→ **Brief**
Please set down every line of the items below word for word, leaving the pictures out.

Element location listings
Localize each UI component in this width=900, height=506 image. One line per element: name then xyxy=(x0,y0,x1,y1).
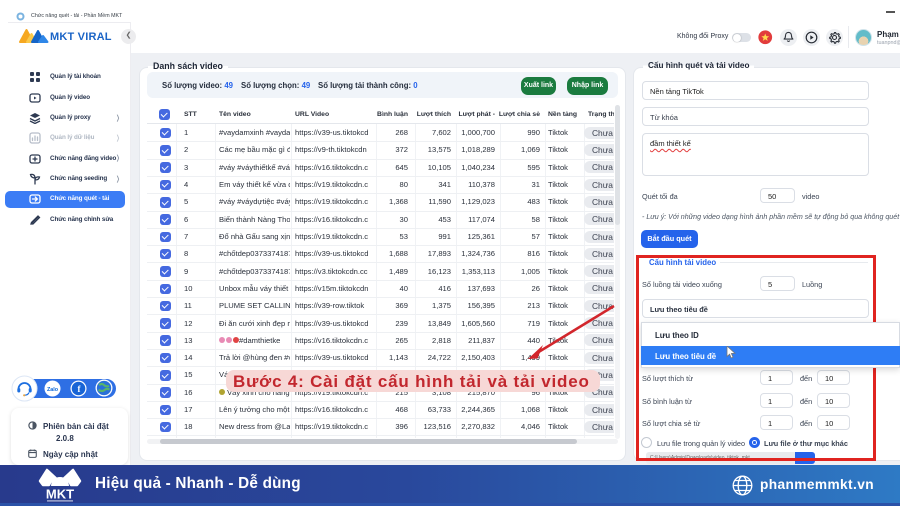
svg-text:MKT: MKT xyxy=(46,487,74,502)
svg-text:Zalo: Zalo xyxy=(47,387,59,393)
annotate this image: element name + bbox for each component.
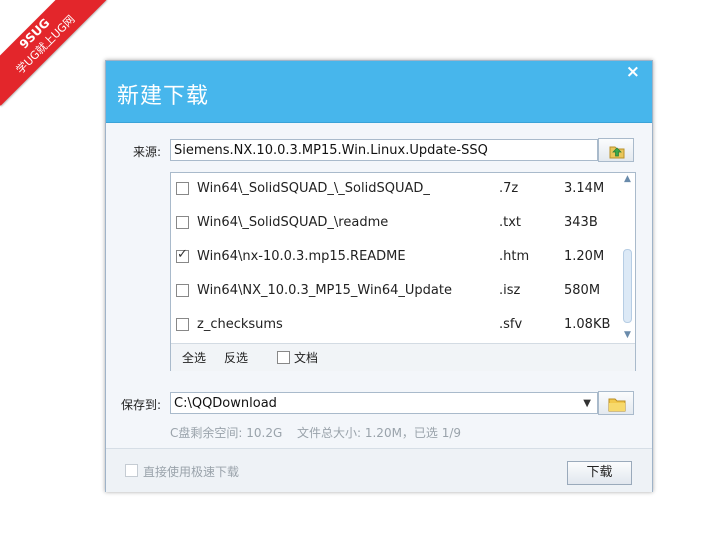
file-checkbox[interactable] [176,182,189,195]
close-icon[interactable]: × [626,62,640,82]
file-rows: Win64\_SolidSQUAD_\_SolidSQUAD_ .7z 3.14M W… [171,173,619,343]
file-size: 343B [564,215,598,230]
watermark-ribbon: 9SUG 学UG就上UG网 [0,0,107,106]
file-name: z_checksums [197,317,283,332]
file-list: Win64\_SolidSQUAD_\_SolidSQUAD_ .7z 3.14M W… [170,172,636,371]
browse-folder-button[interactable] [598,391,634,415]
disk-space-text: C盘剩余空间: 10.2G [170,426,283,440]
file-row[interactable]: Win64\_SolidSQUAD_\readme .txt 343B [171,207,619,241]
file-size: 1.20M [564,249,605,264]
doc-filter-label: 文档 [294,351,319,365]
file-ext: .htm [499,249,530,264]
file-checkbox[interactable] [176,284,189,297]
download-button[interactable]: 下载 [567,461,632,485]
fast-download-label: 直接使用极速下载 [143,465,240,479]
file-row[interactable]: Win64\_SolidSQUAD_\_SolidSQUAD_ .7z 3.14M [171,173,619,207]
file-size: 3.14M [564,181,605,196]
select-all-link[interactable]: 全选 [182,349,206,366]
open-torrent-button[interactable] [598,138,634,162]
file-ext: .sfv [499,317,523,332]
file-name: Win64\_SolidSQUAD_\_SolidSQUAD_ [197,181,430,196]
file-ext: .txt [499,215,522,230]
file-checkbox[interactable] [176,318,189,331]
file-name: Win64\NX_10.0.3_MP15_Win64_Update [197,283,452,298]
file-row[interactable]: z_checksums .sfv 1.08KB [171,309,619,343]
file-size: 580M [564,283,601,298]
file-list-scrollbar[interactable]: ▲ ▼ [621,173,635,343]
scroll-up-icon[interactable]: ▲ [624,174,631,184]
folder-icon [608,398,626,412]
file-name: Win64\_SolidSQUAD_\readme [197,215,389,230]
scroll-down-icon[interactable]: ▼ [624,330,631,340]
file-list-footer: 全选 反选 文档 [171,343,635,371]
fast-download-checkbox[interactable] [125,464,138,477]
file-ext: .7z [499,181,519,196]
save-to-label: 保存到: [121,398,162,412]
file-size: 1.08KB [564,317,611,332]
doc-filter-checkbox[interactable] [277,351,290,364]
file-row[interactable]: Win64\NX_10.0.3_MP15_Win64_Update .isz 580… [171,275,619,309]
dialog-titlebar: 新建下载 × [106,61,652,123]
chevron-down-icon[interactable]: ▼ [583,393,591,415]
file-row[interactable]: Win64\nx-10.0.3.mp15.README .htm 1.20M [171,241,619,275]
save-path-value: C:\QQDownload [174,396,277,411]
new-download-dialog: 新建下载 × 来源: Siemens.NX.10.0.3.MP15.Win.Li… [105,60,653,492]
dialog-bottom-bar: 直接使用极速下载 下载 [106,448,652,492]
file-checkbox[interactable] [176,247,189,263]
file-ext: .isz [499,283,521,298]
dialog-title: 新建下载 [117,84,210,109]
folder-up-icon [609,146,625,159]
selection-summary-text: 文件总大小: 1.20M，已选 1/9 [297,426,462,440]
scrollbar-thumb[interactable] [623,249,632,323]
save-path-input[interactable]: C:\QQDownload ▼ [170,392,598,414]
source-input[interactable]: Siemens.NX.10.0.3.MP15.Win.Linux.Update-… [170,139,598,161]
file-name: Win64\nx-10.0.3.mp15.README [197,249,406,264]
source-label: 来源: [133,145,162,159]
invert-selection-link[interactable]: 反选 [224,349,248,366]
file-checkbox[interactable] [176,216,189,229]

→ **Result for this exercise**
Localize each UI component in this width=900, height=506 image. One line per element: name then xyxy=(x0,y0,x1,y1).
svg-text:MKT: MKT xyxy=(46,487,74,502)
svg-text:Zalo: Zalo xyxy=(47,387,59,393)
annotate this image: element name + bbox for each component.
file-checkbox[interactable] [176,182,189,195]
close-icon[interactable]: × [626,62,640,82]
file-rows: Win64\_SolidSQUAD_\_SolidSQUAD_ .7z 3.14M W… [171,173,619,343]
file-size: 343B [564,215,598,230]
watermark-ribbon: 9SUG 学UG就上UG网 [0,0,107,106]
file-name: z_checksums [197,317,283,332]
file-list: Win64\_SolidSQUAD_\_SolidSQUAD_ .7z 3.14M W… [170,172,636,371]
browse-folder-button[interactable] [598,391,634,415]
disk-space-text: C盘剩余空间: 10.2G [170,426,283,440]
file-row[interactable]: Win64\_SolidSQUAD_\readme .txt 343B [171,207,619,241]
file-size: 1.20M [564,249,605,264]
doc-filter-label: 文档 [294,351,319,365]
file-ext: .htm [499,249,530,264]
file-checkbox[interactable] [176,284,189,297]
download-button[interactable]: 下载 [567,461,632,485]
fast-download-label: 直接使用极速下载 [143,465,240,479]
file-row[interactable]: Win64\_SolidSQUAD_\_SolidSQUAD_ .7z 3.14M [171,173,619,207]
file-size: 3.14M [564,181,605,196]
select-all-link[interactable]: 全选 [182,349,206,366]
open-torrent-button[interactable] [598,138,634,162]
file-ext: .sfv [499,317,523,332]
file-name: Win64\_SolidSQUAD_\_SolidSQUAD_ [197,181,430,196]
file-ext: .txt [499,215,522,230]
file-checkbox[interactable] [176,318,189,331]
file-name: Win64\NX_10.0.3_MP15_Win64_Update [197,283,452,298]
file-row[interactable]: z_checksums .sfv 1.08KB [171,309,619,343]
file-size: 580M [564,283,601,298]
file-list-scrollbar[interactable]: ▲ ▼ [621,173,635,343]
scroll-up-icon[interactable]: ▲ [624,174,631,184]
folder-icon [608,398,626,412]
file-name: Win64\_SolidSQUAD_\readme [197,215,389,230]
scroll-down-icon[interactable]: ▼ [624,330,631,340]
file-list-footer: 全选 反选 文档 [171,343,635,371]
fast-download-checkbox[interactable] [125,464,138,477]
file-ext: .7z [499,181,519,196]
save-to-label: 保存到: [121,398,162,412]
file-size: 1.08KB [564,317,611,332]
doc-filter-checkbox[interactable] [277,351,290,364]
file-row[interactable]: Win64\NX_10.0.3_MP15_Win64_Update .isz 580… [171,275,619,309]
dialog-titlebar: 新建下载 × [106,61,652,123]
chevron-down-icon[interactable]: ▼ [583,393,591,415]
file-row[interactable]: Win64\nx-10.0.3.mp15.README .htm 1.20M [171,241,619,275]
save-path-value: C:\QQDownload [174,396,277,411]
new-download-dialog: 新建下载 × 来源: Siemens.NX.10.0.3.MP15.Win.Li… [105,60,653,492]
dialog-bottom-bar: 直接使用极速下载 下载 [106,448,652,492]
file-checkbox[interactable] [176,247,189,263]
file-ext: .isz [499,283,521,298]
dialog-title: 新建下载 [117,84,210,109]
folder-up-icon [609,146,625,159]
selection-summary-text: 文件总大小: 1.20M，已选 1/9 [297,426,462,440]
scrollbar-thumb[interactable] [623,249,632,323]
save-path-input[interactable]: C:\QQDownload ▼ [170,392,598,414]
source-input[interactable]: Siemens.NX.10.0.3.MP15.Win.Linux.Update-… [170,139,598,161]
file-name: Win64\nx-10.0.3.mp15.README [197,249,406,264]
source-label: 来源: [133,145,162,159]
invert-selection-link[interactable]: 反选 [224,349,248,366]
file-checkbox[interactable] [176,216,189,229]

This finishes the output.